Records about charts and figures:
----
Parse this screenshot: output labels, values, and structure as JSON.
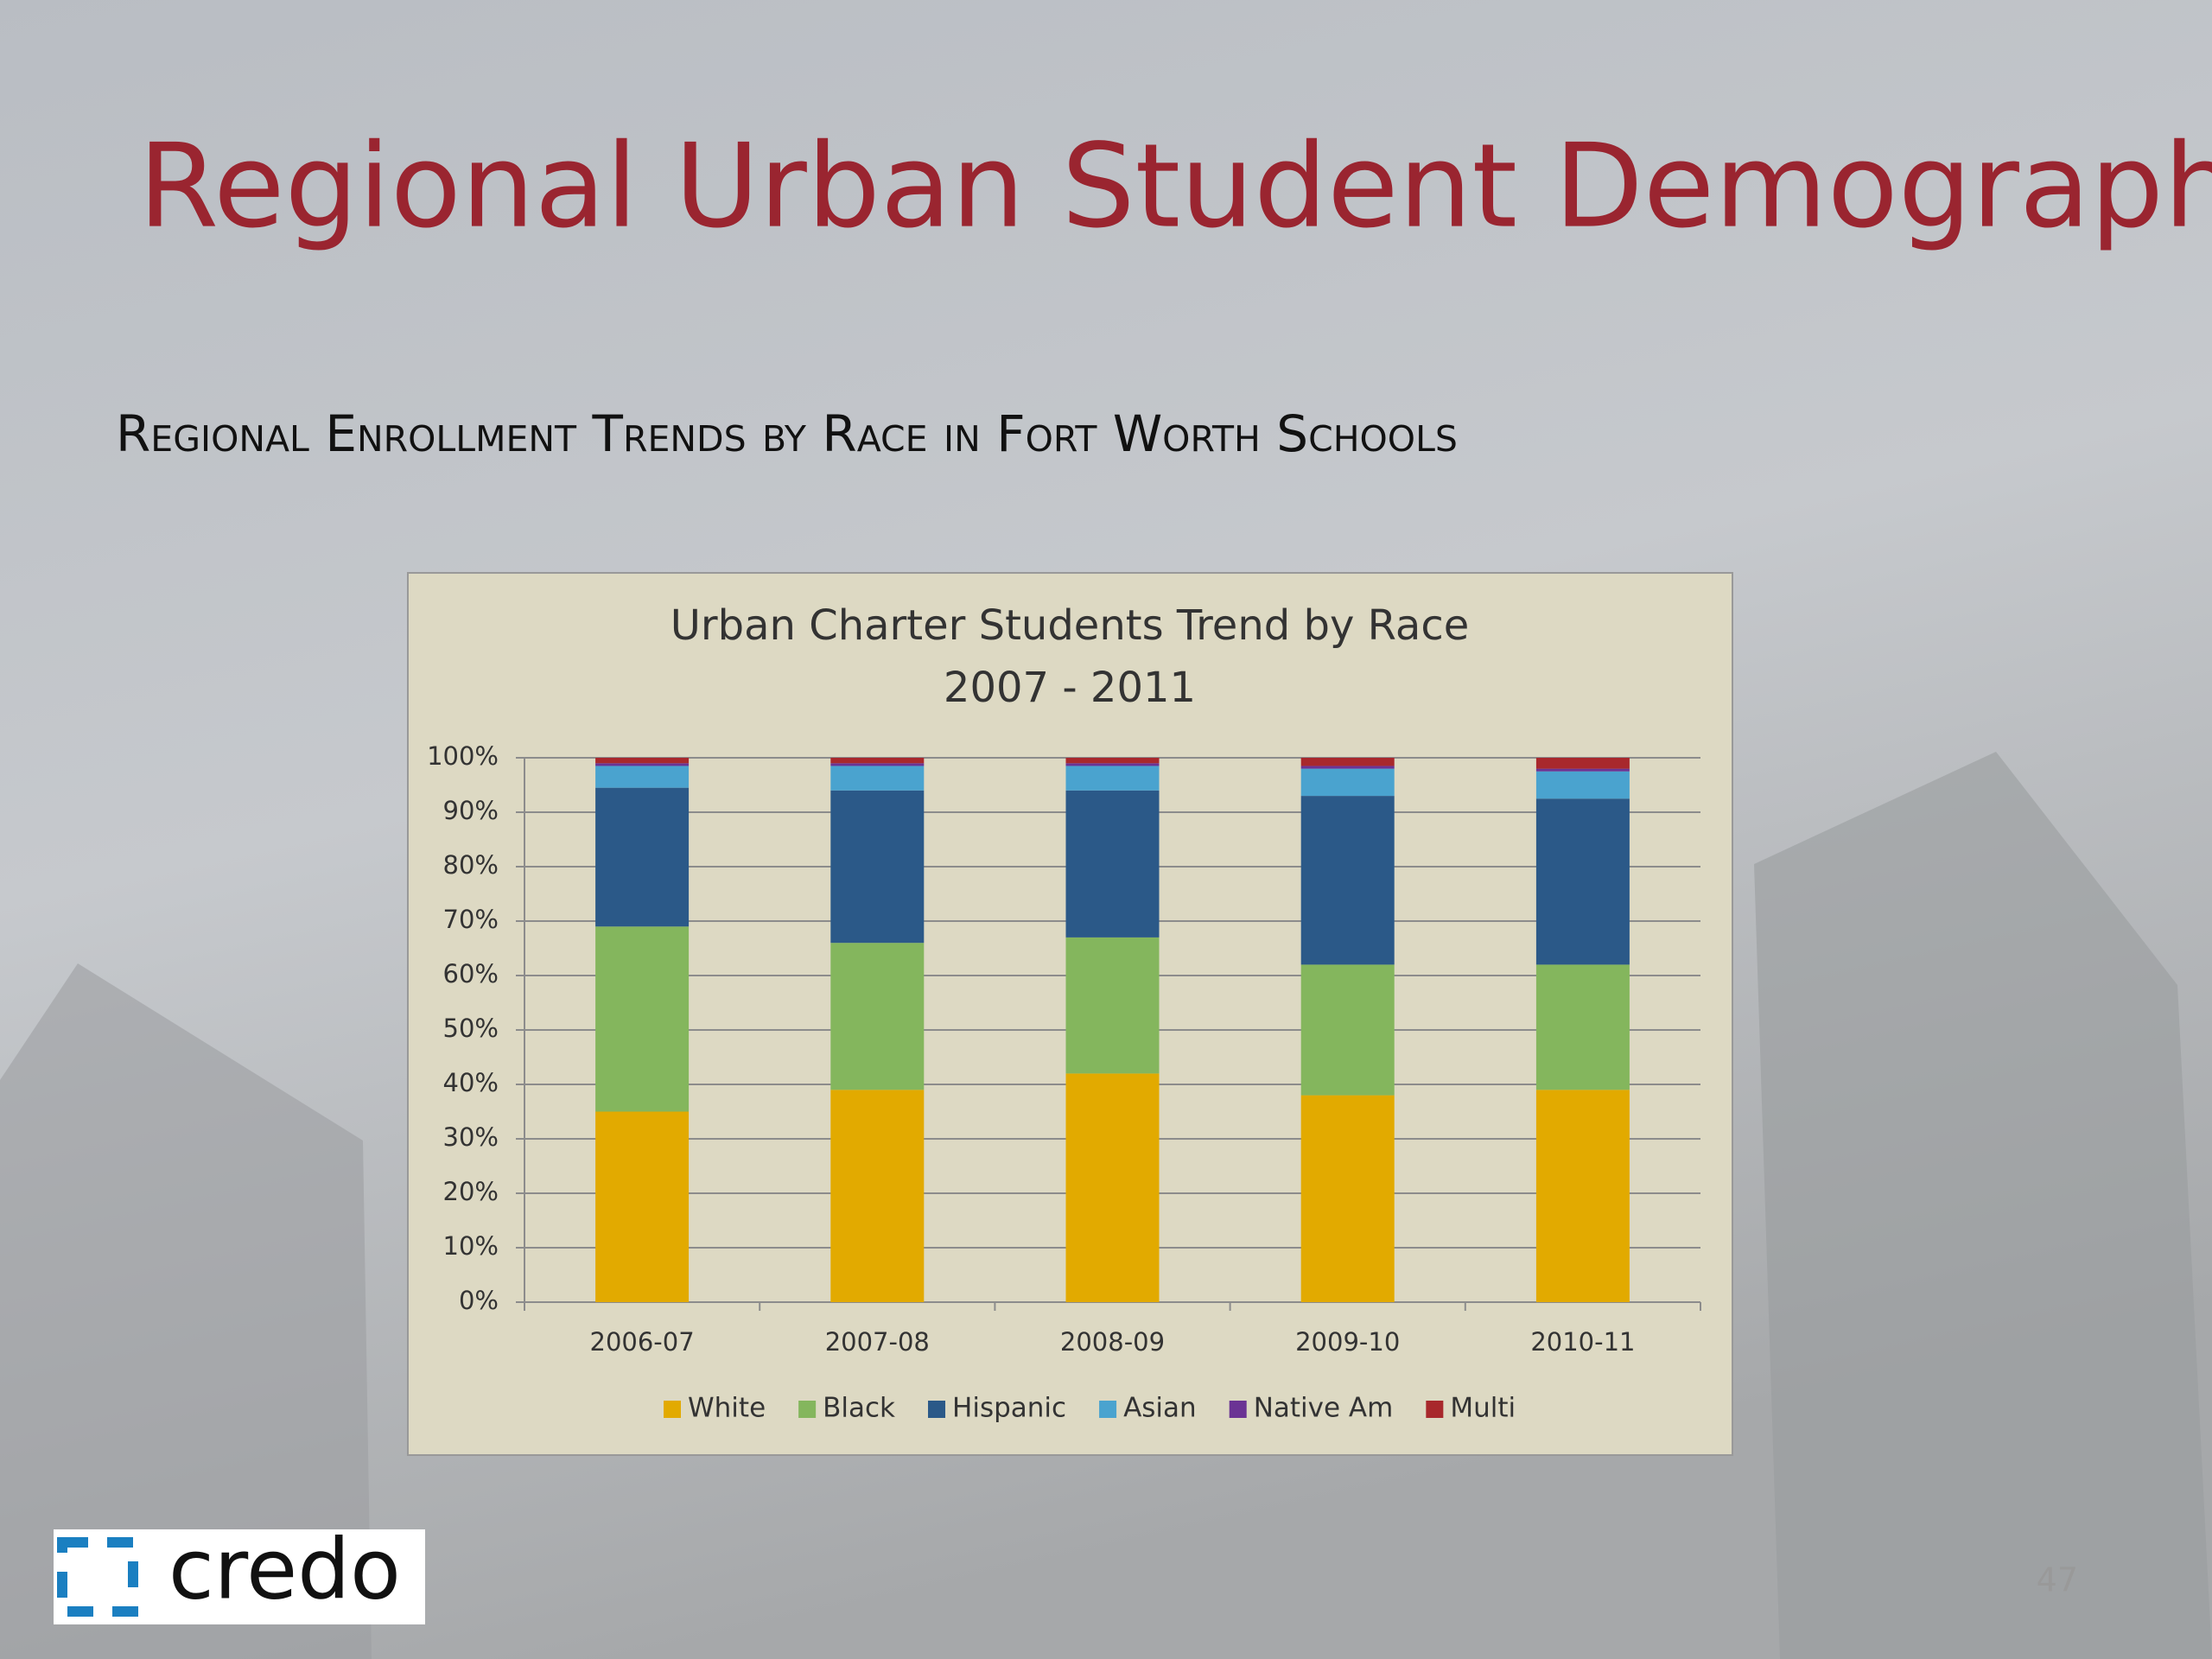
{
  "slide": {
    "title": "Regional Urban Student Demographics",
    "subtitle": "Regional Enrollment Trends by Race in Fort Worth Schools",
    "logo": "credo",
    "page_number": "47"
  },
  "chart_data": {
    "type": "stacked_bar",
    "title": [
      "Urban Charter Students Trend by Race",
      "2007 - 2011"
    ],
    "categories": [
      "2006-07",
      "2007-08",
      "2008-09",
      "2009-10",
      "2010-11"
    ],
    "series": [
      {
        "name": "White",
        "color": "#e2aa00",
        "values": [
          35,
          39,
          42,
          38,
          39
        ]
      },
      {
        "name": "Black",
        "color": "#84b65d",
        "values": [
          34,
          27,
          25,
          24,
          23
        ]
      },
      {
        "name": "Hispanic",
        "color": "#2b5988",
        "values": [
          25.5,
          28,
          27,
          31,
          30.5
        ]
      },
      {
        "name": "Asian",
        "color": "#4aa3cf",
        "values": [
          4,
          4.5,
          4.5,
          5,
          5
        ]
      },
      {
        "name": "Native Am",
        "color": "#6b3394",
        "values": [
          0.5,
          0.5,
          0.5,
          0.5,
          0.5
        ]
      },
      {
        "name": "Multi",
        "color": "#a8282c",
        "values": [
          1,
          1,
          1,
          1.5,
          2
        ]
      }
    ],
    "ylim": [
      0,
      100
    ],
    "yticks": [
      {
        "value": 0,
        "label": "0%"
      },
      {
        "value": 10,
        "label": "10%"
      },
      {
        "value": 20,
        "label": "20%"
      },
      {
        "value": 30,
        "label": "30%"
      },
      {
        "value": 40,
        "label": "40%"
      },
      {
        "value": 50,
        "label": "50%"
      },
      {
        "value": 60,
        "label": "60%"
      },
      {
        "value": 70,
        "label": "70%"
      },
      {
        "value": 80,
        "label": "80%"
      },
      {
        "value": 90,
        "label": "90%"
      },
      {
        "value": 100,
        "label": "100%"
      }
    ],
    "grid": true,
    "legend": "bottom"
  }
}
----
● **What is asked**: Return every line in the listing that contains the word "Regional".

● **Completed exercise**:
    "title": "Regional Urban Student Demographics",
    "subtitle": "Regional Enrollment Trends by Race in Fort Worth Schools",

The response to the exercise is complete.